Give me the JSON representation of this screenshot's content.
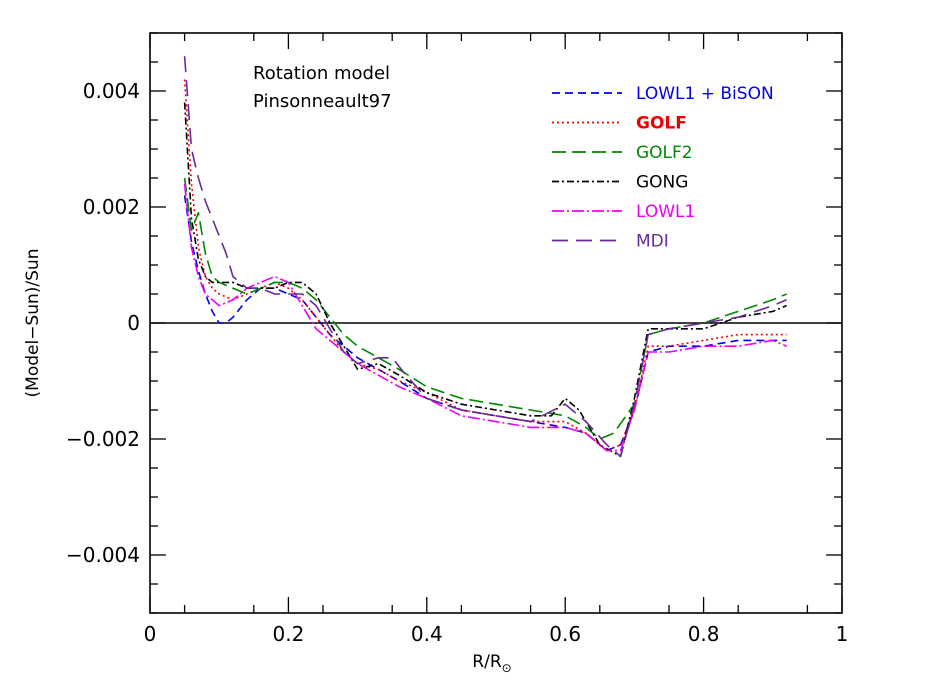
{
  "chart_data": {
    "type": "line",
    "title": "",
    "xlabel": "R/R",
    "xlabel_sub": "⊙",
    "ylabel": "(Model−Sun)/Sun",
    "xlim": [
      0,
      1
    ],
    "ylim": [
      -0.005,
      0.005
    ],
    "xticks": [
      0,
      0.2,
      0.4,
      0.6,
      0.8,
      1
    ],
    "xtick_labels": [
      "0",
      "0.2",
      "0.4",
      "0.6",
      "0.8",
      "1"
    ],
    "yticks": [
      -0.004,
      -0.002,
      0,
      0.002,
      0.004
    ],
    "ytick_labels": [
      "−0.004",
      "−0.002",
      "0",
      "0.002",
      "0.004"
    ],
    "grid": false,
    "zero_line": true,
    "legend_position": "top-right",
    "annotations": [
      "Rotation model",
      "Pinsonneault97"
    ],
    "series": [
      {
        "name": "LOWL1 + BiSON",
        "color": "#0000ee",
        "dash": "8,5",
        "x": [
          0.05,
          0.06,
          0.07,
          0.08,
          0.09,
          0.1,
          0.11,
          0.12,
          0.14,
          0.16,
          0.18,
          0.2,
          0.22,
          0.24,
          0.26,
          0.28,
          0.3,
          0.33,
          0.36,
          0.4,
          0.45,
          0.5,
          0.55,
          0.6,
          0.63,
          0.66,
          0.68,
          0.7,
          0.72,
          0.75,
          0.8,
          0.85,
          0.9,
          0.92
        ],
        "y": [
          0.0022,
          0.0014,
          0.0009,
          0.0005,
          0.0002,
          0.0,
          0.0,
          0.0001,
          0.0004,
          0.0006,
          0.0006,
          0.0005,
          0.0004,
          0.0001,
          -0.0002,
          -0.0004,
          -0.0006,
          -0.0008,
          -0.001,
          -0.0013,
          -0.0015,
          -0.0016,
          -0.0017,
          -0.0018,
          -0.0019,
          -0.0022,
          -0.0021,
          -0.0015,
          -0.0005,
          -0.0004,
          -0.0004,
          -0.0003,
          -0.0003,
          -0.0003
        ]
      },
      {
        "name": "GOLF",
        "color": "#ee0000",
        "dash": "2,3",
        "x": [
          0.05,
          0.06,
          0.07,
          0.08,
          0.09,
          0.1,
          0.12,
          0.14,
          0.16,
          0.18,
          0.2,
          0.22,
          0.24,
          0.26,
          0.28,
          0.3,
          0.33,
          0.36,
          0.4,
          0.45,
          0.5,
          0.55,
          0.6,
          0.63,
          0.66,
          0.68,
          0.7,
          0.72,
          0.75,
          0.8,
          0.85,
          0.9,
          0.92
        ],
        "y": [
          0.0042,
          0.0024,
          0.0013,
          0.0008,
          0.0006,
          0.0005,
          0.0004,
          0.0005,
          0.0006,
          0.0007,
          0.0006,
          0.0004,
          0.0001,
          -0.0002,
          -0.0005,
          -0.0007,
          -0.0008,
          -0.001,
          -0.0012,
          -0.0015,
          -0.0016,
          -0.0017,
          -0.0017,
          -0.0019,
          -0.0022,
          -0.0021,
          -0.0015,
          -0.0004,
          -0.0004,
          -0.0003,
          -0.0002,
          -0.0002,
          -0.0002
        ]
      },
      {
        "name": "GOLF2",
        "color": "#008800",
        "dash": "14,6",
        "x": [
          0.05,
          0.06,
          0.07,
          0.08,
          0.09,
          0.1,
          0.12,
          0.14,
          0.16,
          0.18,
          0.2,
          0.22,
          0.24,
          0.26,
          0.28,
          0.3,
          0.33,
          0.36,
          0.4,
          0.45,
          0.5,
          0.55,
          0.6,
          0.63,
          0.65,
          0.67,
          0.7,
          0.72,
          0.75,
          0.8,
          0.85,
          0.9,
          0.92
        ],
        "y": [
          0.0025,
          0.0016,
          0.0019,
          0.0012,
          0.0008,
          0.0007,
          0.0006,
          0.0005,
          0.0006,
          0.0007,
          0.0007,
          0.0006,
          0.0004,
          0.0001,
          -0.0002,
          -0.0004,
          -0.0006,
          -0.0008,
          -0.0011,
          -0.0013,
          -0.0014,
          -0.0015,
          -0.0016,
          -0.0018,
          -0.002,
          -0.0019,
          -0.0014,
          -0.0002,
          -0.0001,
          0.0,
          0.0002,
          0.0004,
          0.0005
        ]
      },
      {
        "name": "GONG",
        "color": "#000000",
        "dash": "7,3,2,3",
        "x": [
          0.05,
          0.06,
          0.07,
          0.08,
          0.09,
          0.1,
          0.12,
          0.14,
          0.16,
          0.18,
          0.2,
          0.22,
          0.24,
          0.26,
          0.28,
          0.3,
          0.33,
          0.36,
          0.4,
          0.45,
          0.5,
          0.55,
          0.58,
          0.6,
          0.62,
          0.65,
          0.68,
          0.7,
          0.72,
          0.75,
          0.8,
          0.85,
          0.9,
          0.92
        ],
        "y": [
          0.0038,
          0.0018,
          0.0011,
          0.0008,
          0.0007,
          0.0007,
          0.0007,
          0.0006,
          0.0006,
          0.0006,
          0.0007,
          0.0007,
          0.0005,
          0.0,
          -0.0004,
          -0.0008,
          -0.0007,
          -0.0009,
          -0.0012,
          -0.0014,
          -0.0015,
          -0.0016,
          -0.0016,
          -0.0013,
          -0.0015,
          -0.0021,
          -0.0023,
          -0.0013,
          -0.0001,
          -0.0001,
          -0.0001,
          0.0001,
          0.0002,
          0.0003
        ]
      },
      {
        "name": "LOWL1",
        "color": "#ee00ee",
        "dash": "12,3,2,3",
        "x": [
          0.05,
          0.06,
          0.07,
          0.08,
          0.09,
          0.1,
          0.12,
          0.14,
          0.16,
          0.18,
          0.2,
          0.22,
          0.24,
          0.26,
          0.28,
          0.3,
          0.33,
          0.36,
          0.4,
          0.45,
          0.5,
          0.55,
          0.6,
          0.63,
          0.66,
          0.68,
          0.7,
          0.72,
          0.75,
          0.8,
          0.85,
          0.9,
          0.92
        ],
        "y": [
          0.0024,
          0.0013,
          0.0008,
          0.0005,
          0.0004,
          0.0003,
          0.0004,
          0.0006,
          0.0007,
          0.0008,
          0.0007,
          0.0003,
          -0.0001,
          -0.0003,
          -0.0005,
          -0.0007,
          -0.0009,
          -0.0011,
          -0.0013,
          -0.0016,
          -0.0017,
          -0.0018,
          -0.0018,
          -0.0019,
          -0.0022,
          -0.0022,
          -0.0015,
          -0.0005,
          -0.0005,
          -0.0004,
          -0.0004,
          -0.0003,
          -0.0004
        ]
      },
      {
        "name": "MDI",
        "color": "#6a2a9a",
        "dash": "16,8",
        "x": [
          0.05,
          0.06,
          0.07,
          0.08,
          0.09,
          0.1,
          0.11,
          0.12,
          0.14,
          0.16,
          0.18,
          0.2,
          0.22,
          0.24,
          0.26,
          0.28,
          0.3,
          0.33,
          0.35,
          0.37,
          0.4,
          0.45,
          0.5,
          0.55,
          0.6,
          0.63,
          0.66,
          0.68,
          0.7,
          0.72,
          0.75,
          0.8,
          0.85,
          0.9,
          0.92
        ],
        "y": [
          0.0046,
          0.003,
          0.0025,
          0.0021,
          0.0018,
          0.0015,
          0.0012,
          0.0008,
          0.0006,
          0.0006,
          0.0005,
          0.0005,
          0.0005,
          0.0003,
          -0.0001,
          -0.0005,
          -0.0007,
          -0.0006,
          -0.0006,
          -0.0009,
          -0.0013,
          -0.0015,
          -0.0016,
          -0.0017,
          -0.0014,
          -0.0017,
          -0.0021,
          -0.0023,
          -0.0014,
          -0.0002,
          -0.0001,
          0.0,
          0.0001,
          0.0003,
          0.0004
        ]
      }
    ]
  }
}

+--

Return to the listing above and set it down exactly, leaving out its pictures.

Give me the JSON representation of this screenshot's content.
{
  "chart_data": {
    "type": "line",
    "title": "",
    "xlabel": "R/R",
    "xlabel_sub": "⊙",
    "ylabel": "(Model−Sun)/Sun",
    "xlim": [
      0,
      1
    ],
    "ylim": [
      -0.005,
      0.005
    ],
    "xticks": [
      0,
      0.2,
      0.4,
      0.6,
      0.8,
      1
    ],
    "xtick_labels": [
      "0",
      "0.2",
      "0.4",
      "0.6",
      "0.8",
      "1"
    ],
    "yticks": [
      -0.004,
      -0.002,
      0,
      0.002,
      0.004
    ],
    "ytick_labels": [
      "−0.004",
      "−0.002",
      "0",
      "0.002",
      "0.004"
    ],
    "grid": false,
    "zero_line": true,
    "legend_position": "top-right",
    "annotations": [
      "Rotation model",
      "Pinsonneault97"
    ],
    "series": [
      {
        "name": "LOWL1 + BiSON",
        "color": "#0000ee",
        "dash": "8,5",
        "x": [
          0.05,
          0.06,
          0.07,
          0.08,
          0.09,
          0.1,
          0.11,
          0.12,
          0.14,
          0.16,
          0.18,
          0.2,
          0.22,
          0.24,
          0.26,
          0.28,
          0.3,
          0.33,
          0.36,
          0.4,
          0.45,
          0.5,
          0.55,
          0.6,
          0.63,
          0.66,
          0.68,
          0.7,
          0.72,
          0.75,
          0.8,
          0.85,
          0.9,
          0.92
        ],
        "y": [
          0.0022,
          0.0014,
          0.0009,
          0.0005,
          0.0002,
          0.0,
          0.0,
          0.0001,
          0.0004,
          0.0006,
          0.0006,
          0.0005,
          0.0004,
          0.0001,
          -0.0002,
          -0.0004,
          -0.0006,
          -0.0008,
          -0.001,
          -0.0013,
          -0.0015,
          -0.0016,
          -0.0017,
          -0.0018,
          -0.0019,
          -0.0022,
          -0.0021,
          -0.0015,
          -0.0005,
          -0.0004,
          -0.0004,
          -0.0003,
          -0.0003,
          -0.0003
        ]
      },
      {
        "name": "GOLF",
        "color": "#ee0000",
        "dash": "2,3",
        "x": [
          0.05,
          0.06,
          0.07,
          0.08,
          0.09,
          0.1,
          0.12,
          0.14,
          0.16,
          0.18,
          0.2,
          0.22,
          0.24,
          0.26,
          0.28,
          0.3,
          0.33,
          0.36,
          0.4,
          0.45,
          0.5,
          0.55,
          0.6,
          0.63,
          0.66,
          0.68,
          0.7,
          0.72,
          0.75,
          0.8,
          0.85,
          0.9,
          0.92
        ],
        "y": [
          0.0042,
          0.0024,
          0.0013,
          0.0008,
          0.0006,
          0.0005,
          0.0004,
          0.0005,
          0.0006,
          0.0007,
          0.0006,
          0.0004,
          0.0001,
          -0.0002,
          -0.0005,
          -0.0007,
          -0.0008,
          -0.001,
          -0.0012,
          -0.0015,
          -0.0016,
          -0.0017,
          -0.0017,
          -0.0019,
          -0.0022,
          -0.0021,
          -0.0015,
          -0.0004,
          -0.0004,
          -0.0003,
          -0.0002,
          -0.0002,
          -0.0002
        ]
      },
      {
        "name": "GOLF2",
        "color": "#008800",
        "dash": "14,6",
        "x": [
          0.05,
          0.06,
          0.07,
          0.08,
          0.09,
          0.1,
          0.12,
          0.14,
          0.16,
          0.18,
          0.2,
          0.22,
          0.24,
          0.26,
          0.28,
          0.3,
          0.33,
          0.36,
          0.4,
          0.45,
          0.5,
          0.55,
          0.6,
          0.63,
          0.65,
          0.67,
          0.7,
          0.72,
          0.75,
          0.8,
          0.85,
          0.9,
          0.92
        ],
        "y": [
          0.0025,
          0.0016,
          0.0019,
          0.0012,
          0.0008,
          0.0007,
          0.0006,
          0.0005,
          0.0006,
          0.0007,
          0.0007,
          0.0006,
          0.0004,
          0.0001,
          -0.0002,
          -0.0004,
          -0.0006,
          -0.0008,
          -0.0011,
          -0.0013,
          -0.0014,
          -0.0015,
          -0.0016,
          -0.0018,
          -0.002,
          -0.0019,
          -0.0014,
          -0.0002,
          -0.0001,
          0.0,
          0.0002,
          0.0004,
          0.0005
        ]
      },
      {
        "name": "GONG",
        "color": "#000000",
        "dash": "7,3,2,3",
        "x": [
          0.05,
          0.06,
          0.07,
          0.08,
          0.09,
          0.1,
          0.12,
          0.14,
          0.16,
          0.18,
          0.2,
          0.22,
          0.24,
          0.26,
          0.28,
          0.3,
          0.33,
          0.36,
          0.4,
          0.45,
          0.5,
          0.55,
          0.58,
          0.6,
          0.62,
          0.65,
          0.68,
          0.7,
          0.72,
          0.75,
          0.8,
          0.85,
          0.9,
          0.92
        ],
        "y": [
          0.0038,
          0.0018,
          0.0011,
          0.0008,
          0.0007,
          0.0007,
          0.0007,
          0.0006,
          0.0006,
          0.0006,
          0.0007,
          0.0007,
          0.0005,
          0.0,
          -0.0004,
          -0.0008,
          -0.0007,
          -0.0009,
          -0.0012,
          -0.0014,
          -0.0015,
          -0.0016,
          -0.0016,
          -0.0013,
          -0.0015,
          -0.0021,
          -0.0023,
          -0.0013,
          -0.0001,
          -0.0001,
          -0.0001,
          0.0001,
          0.0002,
          0.0003
        ]
      },
      {
        "name": "LOWL1",
        "color": "#ee00ee",
        "dash": "12,3,2,3",
        "x": [
          0.05,
          0.06,
          0.07,
          0.08,
          0.09,
          0.1,
          0.12,
          0.14,
          0.16,
          0.18,
          0.2,
          0.22,
          0.24,
          0.26,
          0.28,
          0.3,
          0.33,
          0.36,
          0.4,
          0.45,
          0.5,
          0.55,
          0.6,
          0.63,
          0.66,
          0.68,
          0.7,
          0.72,
          0.75,
          0.8,
          0.85,
          0.9,
          0.92
        ],
        "y": [
          0.0024,
          0.0013,
          0.0008,
          0.0005,
          0.0004,
          0.0003,
          0.0004,
          0.0006,
          0.0007,
          0.0008,
          0.0007,
          0.0003,
          -0.0001,
          -0.0003,
          -0.0005,
          -0.0007,
          -0.0009,
          -0.0011,
          -0.0013,
          -0.0016,
          -0.0017,
          -0.0018,
          -0.0018,
          -0.0019,
          -0.0022,
          -0.0022,
          -0.0015,
          -0.0005,
          -0.0005,
          -0.0004,
          -0.0004,
          -0.0003,
          -0.0004
        ]
      },
      {
        "name": "MDI",
        "color": "#6a2a9a",
        "dash": "16,8",
        "x": [
          0.05,
          0.06,
          0.07,
          0.08,
          0.09,
          0.1,
          0.11,
          0.12,
          0.14,
          0.16,
          0.18,
          0.2,
          0.22,
          0.24,
          0.26,
          0.28,
          0.3,
          0.33,
          0.35,
          0.37,
          0.4,
          0.45,
          0.5,
          0.55,
          0.6,
          0.63,
          0.66,
          0.68,
          0.7,
          0.72,
          0.75,
          0.8,
          0.85,
          0.9,
          0.92
        ],
        "y": [
          0.0046,
          0.003,
          0.0025,
          0.0021,
          0.0018,
          0.0015,
          0.0012,
          0.0008,
          0.0006,
          0.0006,
          0.0005,
          0.0005,
          0.0005,
          0.0003,
          -0.0001,
          -0.0005,
          -0.0007,
          -0.0006,
          -0.0006,
          -0.0009,
          -0.0013,
          -0.0015,
          -0.0016,
          -0.0017,
          -0.0014,
          -0.0017,
          -0.0021,
          -0.0023,
          -0.0014,
          -0.0002,
          -0.0001,
          0.0,
          0.0001,
          0.0003,
          0.0004
        ]
      }
    ]
  }
}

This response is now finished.